◆ **TASK DIRECTIONS**:
Restate the full set of records exactly, without adding or dropping a word.

◆ **INFORMATION SHOWN**:
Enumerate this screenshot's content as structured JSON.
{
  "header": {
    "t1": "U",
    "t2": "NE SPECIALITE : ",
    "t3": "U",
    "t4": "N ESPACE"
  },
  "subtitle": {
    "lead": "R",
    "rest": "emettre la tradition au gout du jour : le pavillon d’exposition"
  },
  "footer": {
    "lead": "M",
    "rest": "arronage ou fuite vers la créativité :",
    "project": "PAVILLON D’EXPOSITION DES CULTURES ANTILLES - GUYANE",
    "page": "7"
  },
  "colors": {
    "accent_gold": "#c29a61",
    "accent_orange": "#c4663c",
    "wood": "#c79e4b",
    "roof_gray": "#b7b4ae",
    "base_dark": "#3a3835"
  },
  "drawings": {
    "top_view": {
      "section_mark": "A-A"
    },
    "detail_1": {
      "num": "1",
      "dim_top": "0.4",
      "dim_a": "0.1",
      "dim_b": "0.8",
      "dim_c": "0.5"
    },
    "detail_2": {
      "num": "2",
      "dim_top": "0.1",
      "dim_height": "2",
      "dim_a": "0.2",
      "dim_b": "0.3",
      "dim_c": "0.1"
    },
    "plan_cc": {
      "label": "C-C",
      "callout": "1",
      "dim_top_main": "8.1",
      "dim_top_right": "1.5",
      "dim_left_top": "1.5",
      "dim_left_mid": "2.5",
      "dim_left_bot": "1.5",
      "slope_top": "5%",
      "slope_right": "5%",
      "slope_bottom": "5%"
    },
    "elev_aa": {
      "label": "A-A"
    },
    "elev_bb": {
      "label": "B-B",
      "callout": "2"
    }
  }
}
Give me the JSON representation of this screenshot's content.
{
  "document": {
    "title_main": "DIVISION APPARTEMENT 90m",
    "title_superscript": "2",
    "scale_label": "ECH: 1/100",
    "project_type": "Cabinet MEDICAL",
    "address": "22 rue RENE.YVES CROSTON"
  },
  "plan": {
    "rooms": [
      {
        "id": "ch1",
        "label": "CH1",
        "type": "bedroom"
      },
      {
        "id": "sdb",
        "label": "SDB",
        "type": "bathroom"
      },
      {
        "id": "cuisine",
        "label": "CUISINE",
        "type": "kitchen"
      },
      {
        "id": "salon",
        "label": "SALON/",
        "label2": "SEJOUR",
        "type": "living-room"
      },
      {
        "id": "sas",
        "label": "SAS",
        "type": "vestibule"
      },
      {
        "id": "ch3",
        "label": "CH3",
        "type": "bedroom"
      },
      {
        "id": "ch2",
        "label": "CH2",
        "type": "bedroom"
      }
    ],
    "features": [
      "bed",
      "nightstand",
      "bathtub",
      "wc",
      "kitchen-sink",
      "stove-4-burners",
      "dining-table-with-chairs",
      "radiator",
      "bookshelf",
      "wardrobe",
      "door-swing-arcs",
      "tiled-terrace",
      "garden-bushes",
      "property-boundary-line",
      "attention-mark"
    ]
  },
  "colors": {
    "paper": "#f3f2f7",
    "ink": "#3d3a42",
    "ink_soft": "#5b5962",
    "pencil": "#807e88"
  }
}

◆ **RESULT FOR THIS EXERCISE**:
Enumerate this screenshot's content as structured JSON.
{
  "header": {
    "t1": "U",
    "t2": "NE SPECIALITE : ",
    "t3": "U",
    "t4": "N ESPACE"
  },
  "subtitle": {
    "lead": "R",
    "rest": "emettre la tradition au gout du jour : le pavillon d’exposition"
  },
  "footer": {
    "lead": "M",
    "rest": "arronage ou fuite vers la créativité :",
    "project": "PAVILLON D’EXPOSITION DES CULTURES ANTILLES - GUYANE",
    "page": "7"
  },
  "colors": {
    "accent_gold": "#c29a61",
    "accent_orange": "#c4663c",
    "wood": "#c79e4b",
    "roof_gray": "#b7b4ae",
    "base_dark": "#3a3835"
  },
  "drawings": {
    "top_view": {
      "section_mark": "A-A"
    },
    "detail_1": {
      "num": "1",
      "dim_top": "0.4",
      "dim_a": "0.1",
      "dim_b": "0.8",
      "dim_c": "0.5"
    },
    "detail_2": {
      "num": "2",
      "dim_top": "0.1",
      "dim_height": "2",
      "dim_a": "0.2",
      "dim_b": "0.3",
      "dim_c": "0.1"
    },
    "plan_cc": {
      "label": "C-C",
      "callout": "1",
      "dim_top_main": "8.1",
      "dim_top_right": "1.5",
      "dim_left_top": "1.5",
      "dim_left_mid": "2.5",
      "dim_left_bot": "1.5",
      "slope_top": "5%",
      "slope_right": "5%",
      "slope_bottom": "5%"
    },
    "elev_aa": {
      "label": "A-A"
    },
    "elev_bb": {
      "label": "B-B",
      "callout": "2"
    }
  }
}
Give me the JSON representation of this screenshot's content.
{
  "document": {
    "title_main": "DIVISION APPARTEMENT 90m",
    "title_superscript": "2",
    "scale_label": "ECH: 1/100",
    "project_type": "Cabinet MEDICAL",
    "address": "22 rue RENE.YVES CROSTON"
  },
  "plan": {
    "rooms": [
      {
        "id": "ch1",
        "label": "CH1",
        "type": "bedroom"
      },
      {
        "id": "sdb",
        "label": "SDB",
        "type": "bathroom"
      },
      {
        "id": "cuisine",
        "label": "CUISINE",
        "type": "kitchen"
      },
      {
        "id": "salon",
        "label": "SALON/",
        "label2": "SEJOUR",
        "type": "living-room"
      },
      {
        "id": "sas",
        "label": "SAS",
        "type": "vestibule"
      },
      {
        "id": "ch3",
        "label": "CH3",
        "type": "bedroom"
      },
      {
        "id": "ch2",
        "label": "CH2",
        "type": "bedroom"
      }
    ],
    "features": [
      "bed",
      "nightstand",
      "bathtub",
      "wc",
      "kitchen-sink",
      "stove-4-burners",
      "dining-table-with-chairs",
      "radiator",
      "bookshelf",
      "wardrobe",
      "door-swing-arcs",
      "tiled-terrace",
      "garden-bushes",
      "property-boundary-line",
      "attention-mark"
    ]
  },
  "colors": {
    "paper": "#f3f2f7",
    "ink": "#3d3a42",
    "ink_soft": "#5b5962",
    "pencil": "#807e88"
  }
}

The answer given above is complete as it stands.